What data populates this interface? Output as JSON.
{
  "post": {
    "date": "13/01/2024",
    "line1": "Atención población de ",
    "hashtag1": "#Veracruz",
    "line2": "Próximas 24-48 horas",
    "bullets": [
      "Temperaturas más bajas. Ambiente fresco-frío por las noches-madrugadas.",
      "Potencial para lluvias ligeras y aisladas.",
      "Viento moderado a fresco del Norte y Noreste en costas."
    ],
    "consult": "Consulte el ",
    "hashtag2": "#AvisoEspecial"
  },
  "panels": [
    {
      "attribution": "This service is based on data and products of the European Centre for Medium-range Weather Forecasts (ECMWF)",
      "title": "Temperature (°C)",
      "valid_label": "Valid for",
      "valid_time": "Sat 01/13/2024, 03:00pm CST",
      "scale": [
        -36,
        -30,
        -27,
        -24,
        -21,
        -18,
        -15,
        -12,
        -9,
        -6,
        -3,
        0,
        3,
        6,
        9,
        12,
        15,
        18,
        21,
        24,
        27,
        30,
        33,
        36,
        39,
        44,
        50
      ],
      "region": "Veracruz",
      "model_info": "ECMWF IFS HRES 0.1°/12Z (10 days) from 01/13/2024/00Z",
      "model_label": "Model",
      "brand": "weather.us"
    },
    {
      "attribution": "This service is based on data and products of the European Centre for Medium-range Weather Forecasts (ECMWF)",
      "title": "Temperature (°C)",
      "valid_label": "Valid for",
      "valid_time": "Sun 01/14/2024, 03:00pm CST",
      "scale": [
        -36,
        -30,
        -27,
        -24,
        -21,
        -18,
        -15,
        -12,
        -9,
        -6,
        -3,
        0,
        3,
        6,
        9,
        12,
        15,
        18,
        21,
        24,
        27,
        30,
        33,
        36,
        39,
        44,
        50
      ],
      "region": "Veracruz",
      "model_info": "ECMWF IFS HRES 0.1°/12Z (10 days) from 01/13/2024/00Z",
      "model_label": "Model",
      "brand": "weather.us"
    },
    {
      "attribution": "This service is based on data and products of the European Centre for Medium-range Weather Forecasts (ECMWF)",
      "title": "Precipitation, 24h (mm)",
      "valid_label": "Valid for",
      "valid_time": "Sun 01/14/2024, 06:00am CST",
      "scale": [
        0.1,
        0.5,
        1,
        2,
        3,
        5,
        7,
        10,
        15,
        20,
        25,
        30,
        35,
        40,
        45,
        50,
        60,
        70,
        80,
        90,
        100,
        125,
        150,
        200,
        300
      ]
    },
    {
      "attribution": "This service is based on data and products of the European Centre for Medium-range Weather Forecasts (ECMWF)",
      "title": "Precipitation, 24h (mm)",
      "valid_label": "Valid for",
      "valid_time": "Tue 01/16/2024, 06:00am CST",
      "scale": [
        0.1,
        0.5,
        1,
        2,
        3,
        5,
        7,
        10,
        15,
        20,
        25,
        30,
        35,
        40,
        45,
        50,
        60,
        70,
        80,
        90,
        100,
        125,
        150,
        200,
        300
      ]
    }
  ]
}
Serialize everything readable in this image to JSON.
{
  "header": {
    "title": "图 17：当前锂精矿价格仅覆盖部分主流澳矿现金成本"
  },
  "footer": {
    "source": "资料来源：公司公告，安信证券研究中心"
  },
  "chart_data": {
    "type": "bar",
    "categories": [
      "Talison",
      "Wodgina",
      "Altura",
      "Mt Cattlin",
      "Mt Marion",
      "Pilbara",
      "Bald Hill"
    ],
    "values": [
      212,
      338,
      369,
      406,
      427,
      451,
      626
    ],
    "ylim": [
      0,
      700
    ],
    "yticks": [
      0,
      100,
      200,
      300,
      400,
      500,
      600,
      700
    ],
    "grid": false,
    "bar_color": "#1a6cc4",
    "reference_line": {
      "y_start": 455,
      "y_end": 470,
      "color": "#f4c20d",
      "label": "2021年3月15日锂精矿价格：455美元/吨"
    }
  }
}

» Your goal
Set down the listing in full, keeping every word exactly as it is.

» Answer to this task
What data populates this interface? Output as JSON.
{
  "post": {
    "date": "13/01/2024",
    "line1": "Atención población de ",
    "hashtag1": "#Veracruz",
    "line2": "Próximas 24-48 horas",
    "bullets": [
      "Temperaturas más bajas. Ambiente fresco-frío por las noches-madrugadas.",
      "Potencial para lluvias ligeras y aisladas.",
      "Viento moderado a fresco del Norte y Noreste en costas."
    ],
    "consult": "Consulte el ",
    "hashtag2": "#AvisoEspecial"
  },
  "panels": [
    {
      "attribution": "This service is based on data and products of the European Centre for Medium-range Weather Forecasts (ECMWF)",
      "title": "Temperature (°C)",
      "valid_label": "Valid for",
      "valid_time": "Sat 01/13/2024, 03:00pm CST",
      "scale": [
        -36,
        -30,
        -27,
        -24,
        -21,
        -18,
        -15,
        -12,
        -9,
        -6,
        -3,
        0,
        3,
        6,
        9,
        12,
        15,
        18,
        21,
        24,
        27,
        30,
        33,
        36,
        39,
        44,
        50
      ],
      "region": "Veracruz",
      "model_info": "ECMWF IFS HRES 0.1°/12Z (10 days) from 01/13/2024/00Z",
      "model_label": "Model",
      "brand": "weather.us"
    },
    {
      "attribution": "This service is based on data and products of the European Centre for Medium-range Weather Forecasts (ECMWF)",
      "title": "Temperature (°C)",
      "valid_label": "Valid for",
      "valid_time": "Sun 01/14/2024, 03:00pm CST",
      "scale": [
        -36,
        -30,
        -27,
        -24,
        -21,
        -18,
        -15,
        -12,
        -9,
        -6,
        -3,
        0,
        3,
        6,
        9,
        12,
        15,
        18,
        21,
        24,
        27,
        30,
        33,
        36,
        39,
        44,
        50
      ],
      "region": "Veracruz",
      "model_info": "ECMWF IFS HRES 0.1°/12Z (10 days) from 01/13/2024/00Z",
      "model_label": "Model",
      "brand": "weather.us"
    },
    {
      "attribution": "This service is based on data and products of the European Centre for Medium-range Weather Forecasts (ECMWF)",
      "title": "Precipitation, 24h (mm)",
      "valid_label": "Valid for",
      "valid_time": "Sun 01/14/2024, 06:00am CST",
      "scale": [
        0.1,
        0.5,
        1,
        2,
        3,
        5,
        7,
        10,
        15,
        20,
        25,
        30,
        35,
        40,
        45,
        50,
        60,
        70,
        80,
        90,
        100,
        125,
        150,
        200,
        300
      ]
    },
    {
      "attribution": "This service is based on data and products of the European Centre for Medium-range Weather Forecasts (ECMWF)",
      "title": "Precipitation, 24h (mm)",
      "valid_label": "Valid for",
      "valid_time": "Tue 01/16/2024, 06:00am CST",
      "scale": [
        0.1,
        0.5,
        1,
        2,
        3,
        5,
        7,
        10,
        15,
        20,
        25,
        30,
        35,
        40,
        45,
        50,
        60,
        70,
        80,
        90,
        100,
        125,
        150,
        200,
        300
      ]
    }
  ]
}
Serialize everything readable in this image to JSON.
{
  "header": {
    "title": "图 17：当前锂精矿价格仅覆盖部分主流澳矿现金成本"
  },
  "footer": {
    "source": "资料来源：公司公告，安信证券研究中心"
  },
  "chart_data": {
    "type": "bar",
    "categories": [
      "Talison",
      "Wodgina",
      "Altura",
      "Mt Cattlin",
      "Mt Marion",
      "Pilbara",
      "Bald Hill"
    ],
    "values": [
      212,
      338,
      369,
      406,
      427,
      451,
      626
    ],
    "ylim": [
      0,
      700
    ],
    "yticks": [
      0,
      100,
      200,
      300,
      400,
      500,
      600,
      700
    ],
    "grid": false,
    "bar_color": "#1a6cc4",
    "reference_line": {
      "y_start": 455,
      "y_end": 470,
      "color": "#f4c20d",
      "label": "2021年3月15日锂精矿价格：455美元/吨"
    }
  }
}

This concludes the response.